• What you are asked to do: Copy out every line in which the string "ylabel" occurs.

Figure dataset records:
● ● ● ● ● ● ●

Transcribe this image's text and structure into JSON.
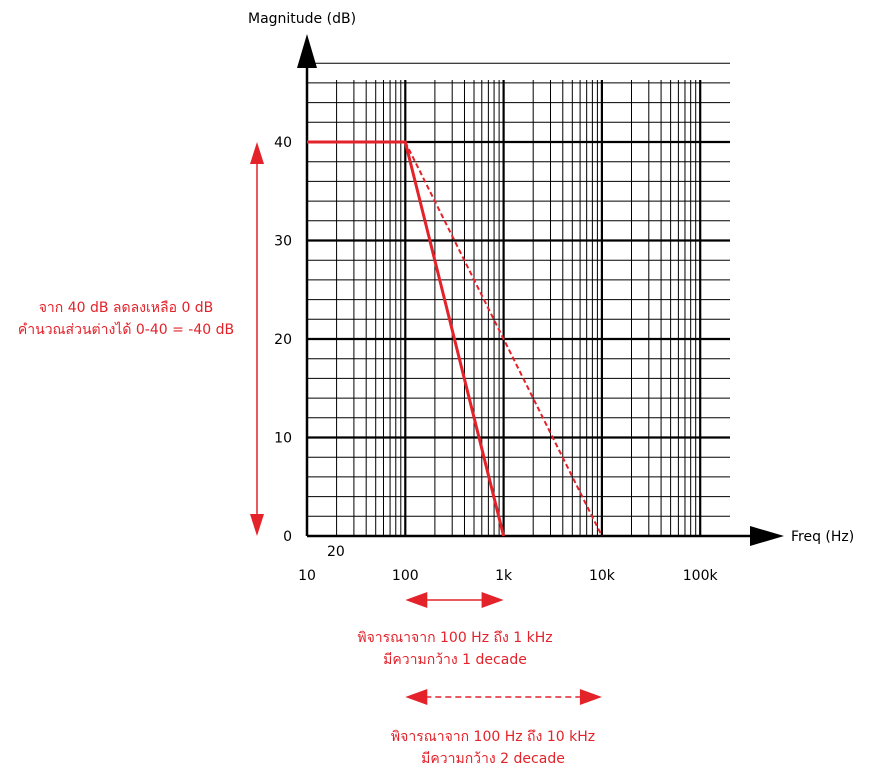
{
  "chart_data": {
    "type": "line",
    "xscale": "log",
    "xlim": [
      10,
      100000
    ],
    "ylim": [
      0,
      48
    ],
    "grid": true,
    "xlabel": "Freq (Hz)",
    "ylabel": "Magnitude (dB)",
    "x_ticks": [
      {
        "value": 10,
        "label": "10"
      },
      {
        "value": 20,
        "label": "20"
      },
      {
        "value": 100,
        "label": "100"
      },
      {
        "value": 1000,
        "label": "1k"
      },
      {
        "value": 10000,
        "label": "10k"
      },
      {
        "value": 100000,
        "label": "100k"
      }
    ],
    "y_ticks": [
      {
        "value": 0,
        "label": "0"
      },
      {
        "value": 10,
        "label": "10"
      },
      {
        "value": 20,
        "label": "20"
      },
      {
        "value": 30,
        "label": "30"
      },
      {
        "value": 40,
        "label": "40"
      }
    ],
    "series": [
      {
        "style": "solid",
        "color": "#e3222a",
        "points": [
          [
            10,
            40
          ],
          [
            100,
            40
          ],
          [
            1000,
            0
          ]
        ]
      },
      {
        "style": "dashed",
        "color": "#e3222a",
        "points": [
          [
            100,
            40
          ],
          [
            10000,
            0
          ]
        ]
      }
    ],
    "annotations": {
      "vertical_range": {
        "from": 0,
        "to": 40,
        "lines": [
          "จาก 40 dB ลดลงเหลือ 0 dB",
          "คำนวณส่วนต่างได้ 0-40 = -40 dB"
        ]
      },
      "range_1": {
        "from": 100,
        "to": 1000,
        "style": "solid",
        "lines": [
          "พิจารณาจาก 100 Hz ถึง 1 kHz",
          "มีความกว้าง 1 decade"
        ]
      },
      "range_2": {
        "from": 100,
        "to": 10000,
        "style": "dashed",
        "lines": [
          "พิจารณาจาก 100 Hz ถึง 10 kHz",
          "มีความกว้าง 2 decade"
        ]
      }
    }
  }
}
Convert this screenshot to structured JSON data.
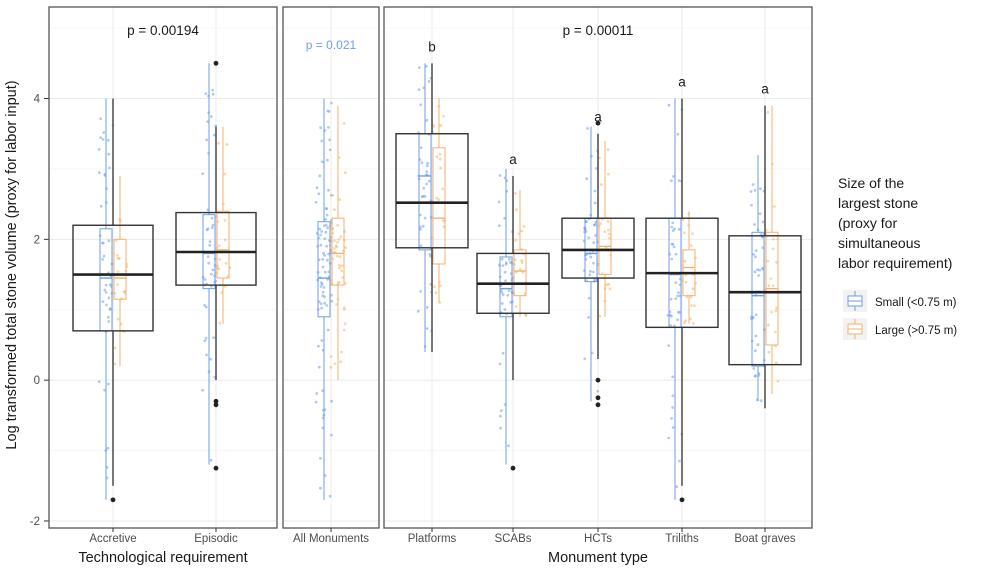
{
  "chart_data": {
    "type": "boxplot",
    "ylabel": "Log transformed total stone volume (proxy for labor input)",
    "ylim": [
      -2.1,
      5.3
    ],
    "yticks": [
      "-2",
      "0",
      "2",
      "4"
    ],
    "grid": true,
    "legend": {
      "title": [
        "Size of the",
        "largest stone",
        "(proxy for",
        "simultaneous",
        "labor requirement)"
      ],
      "placement": "right",
      "entries": [
        {
          "key": "small",
          "label": "Small (<0.75 m)",
          "color": "#6d9eeb"
        },
        {
          "key": "large",
          "label": "Large (>0.75 m)",
          "color": "#f6b26b"
        }
      ]
    },
    "panels": [
      {
        "xlabel": "Technological requirement",
        "annotations": [
          {
            "text": "p = 0.00194",
            "y": 4.9
          }
        ],
        "categories": [
          {
            "label": "Accretive",
            "letter": "",
            "overall": {
              "q1": 0.7,
              "median": 1.5,
              "q3": 2.2,
              "lo": -1.5,
              "hi": 4.0,
              "outliers": [
                -1.7
              ]
            },
            "small": {
              "q1": 0.7,
              "median": 1.45,
              "q3": 2.15,
              "lo": -1.7,
              "hi": 4.0
            },
            "large": {
              "q1": 1.15,
              "median": 1.45,
              "q3": 2.0,
              "lo": 0.2,
              "hi": 2.9
            }
          },
          {
            "label": "Episodic",
            "letter": "",
            "overall": {
              "q1": 1.35,
              "median": 1.82,
              "q3": 2.38,
              "lo": 0.0,
              "hi": 3.6,
              "outliers": [
                4.5,
                -0.3,
                -0.35,
                -1.25
              ]
            },
            "small": {
              "q1": 1.3,
              "median": 1.8,
              "q3": 2.35,
              "lo": -1.2,
              "hi": 4.5
            },
            "large": {
              "q1": 1.45,
              "median": 1.85,
              "q3": 2.4,
              "lo": 0.8,
              "hi": 3.6
            }
          }
        ]
      },
      {
        "xlabel": "",
        "annotations": [
          {
            "text": "p = 0.021",
            "y": 4.7,
            "color": "#6d9eeb"
          }
        ],
        "categories": [
          {
            "label": "All Monuments",
            "letter": "",
            "small": {
              "q1": 0.9,
              "median": 1.45,
              "q3": 2.25,
              "lo": -1.7,
              "hi": 4.0
            },
            "large": {
              "q1": 1.35,
              "median": 1.8,
              "q3": 2.3,
              "lo": 0.0,
              "hi": 3.9
            }
          }
        ]
      },
      {
        "xlabel": "Monument type",
        "annotations": [
          {
            "text": "p = 0.00011",
            "y": 4.9
          }
        ],
        "categories": [
          {
            "label": "Platforms",
            "letter": "b",
            "overall": {
              "q1": 1.88,
              "median": 2.52,
              "q3": 3.5,
              "lo": 0.4,
              "hi": 4.5,
              "outliers": []
            },
            "small": {
              "q1": 1.85,
              "median": 2.9,
              "q3": 3.5,
              "lo": 0.4,
              "hi": 4.5
            },
            "large": {
              "q1": 1.65,
              "median": 2.3,
              "q3": 3.3,
              "lo": 1.1,
              "hi": 4.0
            }
          },
          {
            "label": "SCABs",
            "letter": "a",
            "overall": {
              "q1": 0.95,
              "median": 1.37,
              "q3": 1.8,
              "lo": 0.0,
              "hi": 2.9,
              "outliers": [
                -1.25
              ]
            },
            "small": {
              "q1": 0.9,
              "median": 1.3,
              "q3": 1.75,
              "lo": -1.2,
              "hi": 3.0
            },
            "large": {
              "q1": 1.2,
              "median": 1.55,
              "q3": 1.85,
              "lo": 0.9,
              "hi": 2.7
            }
          },
          {
            "label": "HCTs",
            "letter": "a",
            "overall": {
              "q1": 1.45,
              "median": 1.85,
              "q3": 2.3,
              "lo": 0.3,
              "hi": 3.5,
              "outliers": [
                3.65,
                0.0,
                -0.25,
                -0.35
              ]
            },
            "small": {
              "q1": 1.4,
              "median": 1.8,
              "q3": 2.3,
              "lo": -0.3,
              "hi": 3.6
            },
            "large": {
              "q1": 1.5,
              "median": 1.9,
              "q3": 2.3,
              "lo": 0.9,
              "hi": 3.4
            }
          },
          {
            "label": "Triliths",
            "letter": "a",
            "overall": {
              "q1": 0.75,
              "median": 1.52,
              "q3": 2.3,
              "lo": -1.5,
              "hi": 4.0,
              "outliers": [
                -1.7
              ]
            },
            "small": {
              "q1": 0.75,
              "median": 1.5,
              "q3": 2.3,
              "lo": -1.7,
              "hi": 4.0
            },
            "large": {
              "q1": 1.2,
              "median": 1.6,
              "q3": 1.85,
              "lo": 0.8,
              "hi": 2.4
            }
          },
          {
            "label": "Boat graves",
            "letter": "a",
            "overall": {
              "q1": 0.22,
              "median": 1.25,
              "q3": 2.05,
              "lo": -0.4,
              "hi": 3.9,
              "outliers": []
            },
            "small": {
              "q1": 0.2,
              "median": 1.2,
              "q3": 2.1,
              "lo": -0.3,
              "hi": 3.2
            },
            "large": {
              "q1": 0.5,
              "median": 1.3,
              "q3": 2.1,
              "lo": -0.2,
              "hi": 3.9
            }
          }
        ]
      }
    ]
  }
}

● ● ● ● ● ● ●

• Written solution:
    "ylabel": "Magnitude (dB)",
    "ylabel": "Log transformed total stone volume (proxy for labor input)",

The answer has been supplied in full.